* [What the exercise asks] Below are the records; pull every line that includes "text".

Figure content listings:

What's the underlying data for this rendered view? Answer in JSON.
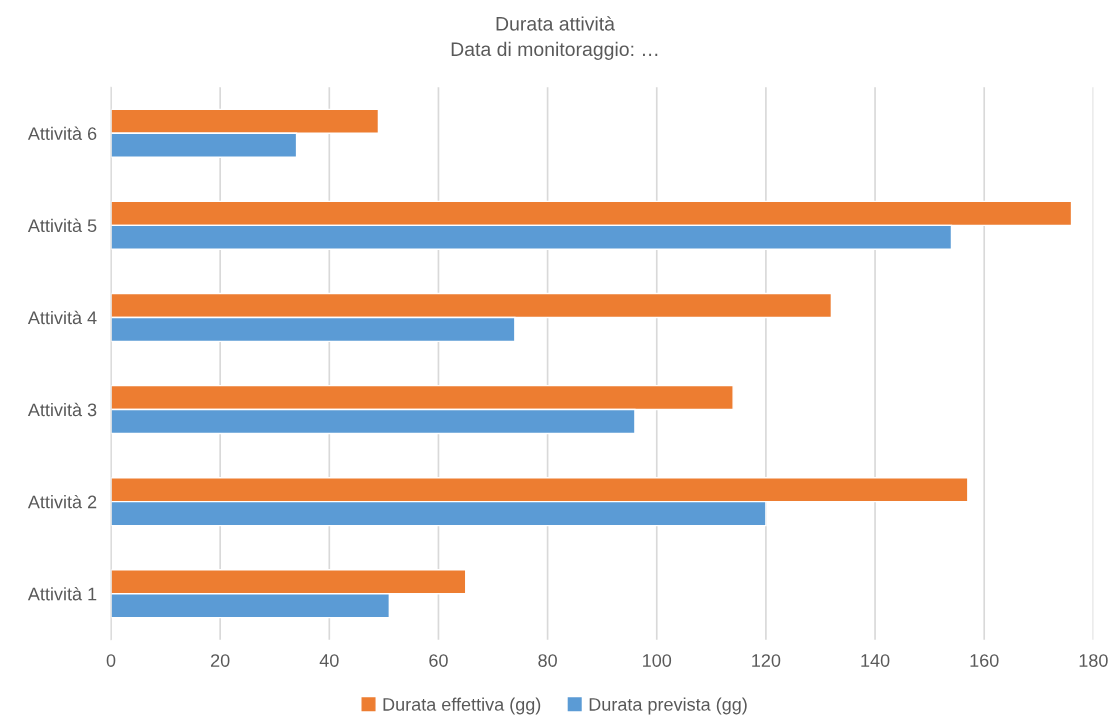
{
  "chart_data": {
    "type": "bar",
    "orientation": "horizontal",
    "title": "Durata attività",
    "subtitle": "Data di monitoraggio: …",
    "categories": [
      "Attività 6",
      "Attività 5",
      "Attività 4",
      "Attività 3",
      "Attività 2",
      "Attività 1"
    ],
    "series": [
      {
        "name": "Durata effettiva (gg)",
        "color": "#ed7d31",
        "values": [
          49,
          176,
          132,
          114,
          157,
          65
        ]
      },
      {
        "name": "Durata prevista (gg)",
        "color": "#5b9bd5",
        "values": [
          34,
          154,
          74,
          96,
          120,
          51
        ]
      }
    ],
    "xlim": [
      0,
      180
    ],
    "xticks": [
      0,
      20,
      40,
      60,
      80,
      100,
      120,
      140,
      160,
      180
    ],
    "grid": "x",
    "legend": "bottom"
  }
}
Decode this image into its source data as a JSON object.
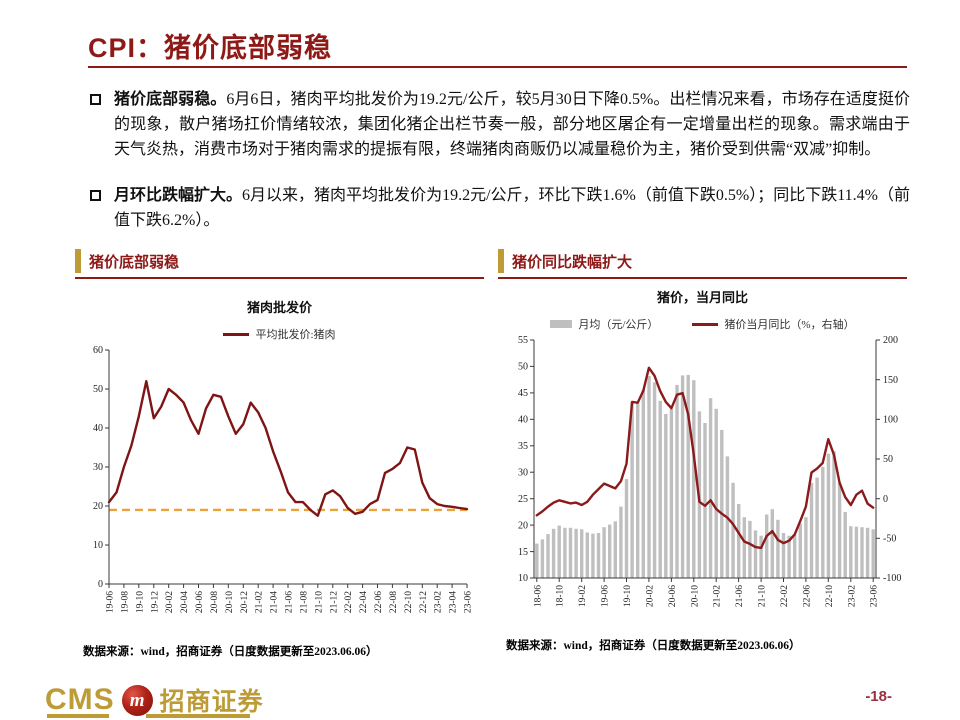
{
  "slide": {
    "title": "CPI：猪价底部弱稳",
    "page_number": "-18-",
    "bullets": [
      {
        "lead": "猪价底部弱稳。",
        "text": "6月6日，猪肉平均批发价为19.2元/公斤，较5月30日下降0.5%。出栏情况来看，市场存在适度挺价的现象，散户猪场扛价情绪较浓，集团化猪企出栏节奏一般，部分地区屠企有一定增量出栏的现象。需求端由于天气炎热，消费市场对于猪肉需求的提振有限，终端猪肉商贩仍以减量稳价为主，猪价受到供需“双减”抑制。"
      },
      {
        "lead": "月环比跌幅扩大。",
        "text": "6月以来，猪肉平均批发价为19.2元/公斤，环比下跌1.6%（前值下跌0.5%）；同比下跌11.4%（前值下跌6.2%）。"
      }
    ],
    "sections": [
      {
        "header": "猪价底部弱稳",
        "source": "数据来源：wind，招商证券（日度数据更新至2023.06.06）"
      },
      {
        "header": "猪价同比跌幅扩大",
        "source": "数据来源：wind，招商证券（日度数据更新至2023.06.06）"
      }
    ],
    "logo": {
      "cms": "CMS",
      "badge": "m",
      "cn": "招商证券"
    }
  },
  "colors": {
    "accent_red": "#8E1A18",
    "dark_red_line": "#7E1414",
    "gold": "#BD9C37",
    "dashed_gold": "#E8A33D",
    "bar_gray": "#BFBFBF",
    "page_red": "#9C2F3F"
  },
  "chart_data": [
    {
      "type": "line",
      "title": "猪肉批发价",
      "legend": [
        {
          "label": "平均批发价:猪肉",
          "swatch": "line",
          "color": "#7E1414"
        }
      ],
      "x": [
        "19-06",
        "19-07",
        "19-08",
        "19-09",
        "19-10",
        "19-11",
        "19-12",
        "20-01",
        "20-02",
        "20-03",
        "20-04",
        "20-05",
        "20-06",
        "20-07",
        "20-08",
        "20-09",
        "20-10",
        "20-11",
        "20-12",
        "21-01",
        "21-02",
        "21-03",
        "21-04",
        "21-05",
        "21-06",
        "21-07",
        "21-08",
        "21-09",
        "21-10",
        "21-11",
        "21-12",
        "22-01",
        "22-02",
        "22-03",
        "22-04",
        "22-05",
        "22-06",
        "22-07",
        "22-08",
        "22-09",
        "22-10",
        "22-11",
        "22-12",
        "23-01",
        "23-02",
        "23-03",
        "23-04",
        "23-05",
        "23-06"
      ],
      "series": [
        {
          "name": "平均批发价:猪肉",
          "axis": "left",
          "color": "#7E1414",
          "values": [
            21,
            23.5,
            30,
            35.5,
            43,
            52,
            42.5,
            45.5,
            50,
            48.5,
            46.5,
            42,
            38.5,
            45,
            48.5,
            48,
            43,
            38.5,
            41,
            46.5,
            44,
            40,
            34,
            29,
            23.5,
            21,
            21,
            19,
            17.5,
            23,
            24,
            22.5,
            19.5,
            18,
            18.5,
            20.5,
            21.5,
            28.5,
            29.5,
            31,
            35,
            34.5,
            26,
            22,
            20.5,
            20,
            19.8,
            19.5,
            19.2
          ]
        }
      ],
      "ref_line": 19,
      "ref_color": "#E8A33D",
      "ylim_left": [
        0,
        60
      ],
      "ytick_step_left": 10,
      "xtick_every": 2,
      "xlabel": "",
      "ylabel": ""
    },
    {
      "type": "bar-line",
      "title": "猪价，当月同比",
      "legend": [
        {
          "label": "月均（元/公斤）",
          "swatch": "bar",
          "color": "#BFBFBF"
        },
        {
          "label": "猪价当月同比（%，右轴）",
          "swatch": "line",
          "color": "#8B1A1A"
        }
      ],
      "x": [
        "18-06",
        "18-07",
        "18-08",
        "18-09",
        "18-10",
        "18-11",
        "18-12",
        "19-01",
        "19-02",
        "19-03",
        "19-04",
        "19-05",
        "19-06",
        "19-07",
        "19-08",
        "19-09",
        "19-10",
        "19-11",
        "19-12",
        "20-01",
        "20-02",
        "20-03",
        "20-04",
        "20-05",
        "20-06",
        "20-07",
        "20-08",
        "20-09",
        "20-10",
        "20-11",
        "20-12",
        "21-01",
        "21-02",
        "21-03",
        "21-04",
        "21-05",
        "21-06",
        "21-07",
        "21-08",
        "21-09",
        "21-10",
        "21-11",
        "21-12",
        "22-01",
        "22-02",
        "22-03",
        "22-04",
        "22-05",
        "22-06",
        "22-07",
        "22-08",
        "22-09",
        "22-10",
        "22-11",
        "22-12",
        "23-01",
        "23-02",
        "23-03",
        "23-04",
        "23-05",
        "23-06"
      ],
      "bars": {
        "name": "月均（元/公斤）",
        "axis": "left",
        "color": "#BFBFBF",
        "values": [
          16.5,
          17.3,
          18.3,
          19.3,
          19.9,
          19.5,
          19.5,
          19.3,
          19.2,
          18.6,
          18.4,
          18.5,
          19.6,
          20.1,
          20.7,
          23.5,
          28.7,
          43.2,
          43,
          45.5,
          48.2,
          47,
          43.5,
          41,
          42,
          46.5,
          48.3,
          48.4,
          47.4,
          41.5,
          39.3,
          44,
          42,
          38,
          33,
          28,
          24,
          21.5,
          20.8,
          19,
          18,
          22,
          23,
          21,
          18.5,
          18,
          18.2,
          20.3,
          21.5,
          28,
          29,
          31,
          33.5,
          34,
          28,
          22.5,
          19.8,
          19.7,
          19.6,
          19.5,
          19.2
        ]
      },
      "line": {
        "name": "猪价当月同比（%，右轴）",
        "axis": "right",
        "color": "#8B1A1A",
        "values": [
          -21,
          -16,
          -10,
          -5,
          -2,
          -4,
          -6,
          -5,
          -8,
          -4,
          5,
          12,
          19,
          16,
          13,
          22,
          44,
          122,
          121,
          136,
          165,
          155,
          136,
          122,
          114,
          131,
          133,
          106,
          55,
          -4,
          -9,
          -2,
          -13,
          -19,
          -24,
          -32,
          -43,
          -54,
          -57,
          -61,
          -62,
          -47,
          -41,
          -52,
          -56,
          -53,
          -45,
          -28,
          -10,
          33,
          38,
          45,
          75,
          55,
          20,
          2,
          -8,
          5,
          10,
          -6.2,
          -11.4
        ]
      },
      "ylim_left": [
        10,
        55
      ],
      "ytick_step_left": 5,
      "ylim_right": [
        -100,
        200
      ],
      "ytick_step_right": 50,
      "xtick_every": 4,
      "xlabel": "",
      "ylabel": ""
    }
  ]
}
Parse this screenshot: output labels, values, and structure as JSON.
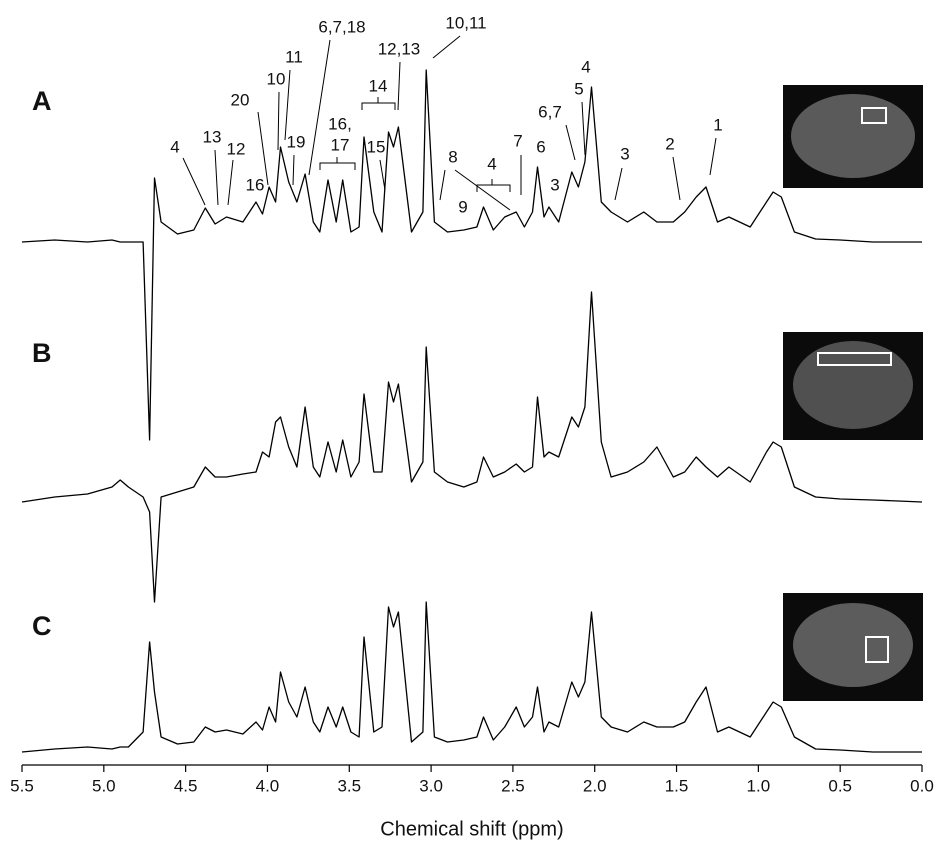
{
  "chart_data": {
    "type": "line",
    "x_label": "Chemical shift (ppm)",
    "xlim": [
      5.5,
      0
    ],
    "xticks": [
      5.5,
      {
        "value": 5,
        "label": "5.0"
      },
      4.5,
      {
        "value": 4,
        "label": "4.0"
      },
      3.5,
      {
        "value": 3,
        "label": "3.0"
      },
      2.5,
      {
        "value": 2,
        "label": "2.0"
      },
      1.5,
      {
        "value": 1,
        "label": "1.0"
      },
      0.5,
      {
        "value": 0,
        "label": "0.0"
      }
    ],
    "x": [
      5.5,
      5.3,
      5.1,
      4.95,
      4.9,
      4.85,
      4.76,
      4.72,
      4.69,
      4.65,
      4.55,
      4.45,
      4.38,
      4.32,
      4.25,
      4.15,
      4.07,
      4.03,
      3.99,
      3.95,
      3.92,
      3.87,
      3.82,
      3.77,
      3.72,
      3.68,
      3.63,
      3.58,
      3.54,
      3.49,
      3.44,
      3.41,
      3.35,
      3.3,
      3.26,
      3.23,
      3.2,
      3.12,
      3.05,
      3.03,
      2.98,
      2.9,
      2.8,
      2.72,
      2.68,
      2.62,
      2.55,
      2.48,
      2.43,
      2.38,
      2.35,
      2.31,
      2.28,
      2.22,
      2.14,
      2.1,
      2.06,
      2.02,
      1.96,
      1.9,
      1.8,
      1.7,
      1.62,
      1.52,
      1.45,
      1.38,
      1.32,
      1.25,
      1.18,
      1.05,
      0.95,
      0.91,
      0.86,
      0.78,
      0.65,
      0.5,
      0.3,
      0.0
    ],
    "series": [
      {
        "name": "A",
        "color": "#000000",
        "values": [
          0,
          2,
          0,
          2,
          0,
          0,
          0,
          -198,
          64,
          20,
          8,
          12,
          34,
          18,
          25,
          20,
          40,
          28,
          55,
          40,
          95,
          60,
          40,
          68,
          20,
          10,
          62,
          20,
          62,
          10,
          15,
          105,
          30,
          10,
          110,
          95,
          115,
          10,
          30,
          172,
          20,
          10,
          12,
          15,
          35,
          12,
          25,
          30,
          15,
          30,
          75,
          25,
          35,
          20,
          70,
          55,
          80,
          155,
          40,
          30,
          20,
          30,
          20,
          20,
          30,
          45,
          55,
          20,
          25,
          15,
          40,
          50,
          45,
          10,
          3,
          2,
          0,
          0
        ]
      },
      {
        "name": "B",
        "color": "#000000",
        "values": [
          0,
          5,
          8,
          15,
          22,
          15,
          5,
          -10,
          -100,
          5,
          10,
          15,
          35,
          25,
          25,
          28,
          30,
          50,
          45,
          80,
          85,
          55,
          35,
          95,
          35,
          25,
          60,
          30,
          62,
          25,
          40,
          108,
          30,
          30,
          120,
          100,
          118,
          20,
          40,
          155,
          30,
          20,
          15,
          20,
          45,
          25,
          30,
          38,
          30,
          35,
          105,
          45,
          50,
          45,
          85,
          75,
          95,
          210,
          60,
          25,
          30,
          40,
          55,
          25,
          30,
          45,
          35,
          25,
          35,
          20,
          50,
          60,
          55,
          15,
          5,
          3,
          2,
          0
        ]
      },
      {
        "name": "C",
        "color": "#000000",
        "values": [
          0,
          3,
          5,
          3,
          5,
          5,
          20,
          110,
          60,
          15,
          8,
          10,
          25,
          20,
          22,
          18,
          30,
          22,
          45,
          30,
          80,
          50,
          35,
          65,
          30,
          20,
          45,
          25,
          45,
          20,
          15,
          115,
          20,
          25,
          145,
          125,
          140,
          10,
          20,
          150,
          15,
          10,
          12,
          15,
          35,
          12,
          25,
          45,
          25,
          35,
          65,
          20,
          30,
          25,
          70,
          55,
          70,
          140,
          35,
          25,
          20,
          30,
          25,
          25,
          30,
          50,
          65,
          20,
          25,
          15,
          40,
          50,
          45,
          15,
          3,
          2,
          0,
          0
        ]
      }
    ],
    "annotations": [
      "4",
      "13",
      "12",
      "16",
      "20",
      "10",
      "11",
      "19",
      "6,7,18",
      "16,",
      "17",
      "14",
      "15",
      "12,13",
      "10,11",
      "8",
      "9",
      "4",
      "7",
      "6",
      "3",
      "6,7",
      "5",
      "4",
      "3",
      "2",
      "1"
    ]
  }
}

* [Result]
        "text": "6月6日，猪肉平均批发价为19.2元/公斤，较5月30日下降0.5%。出栏情况来看，市场存在适度挺价的现象，散户猪场扛价情绪较浓，集团化猪企出栏节奏一般，部分地区屠企有一定增量出栏的现象。需求端由于天气炎热，消费市场对于猪肉需求的提振有限，终端猪肉商贩仍以减量稳价为主，猪价受到供需“双减”抑制。"
        "text": "6月以来，猪肉平均批发价为19.2元/公斤，环比下跌1.6%（前值下跌0.5%）；同比下跌11.4%（前值下跌6.2%）。"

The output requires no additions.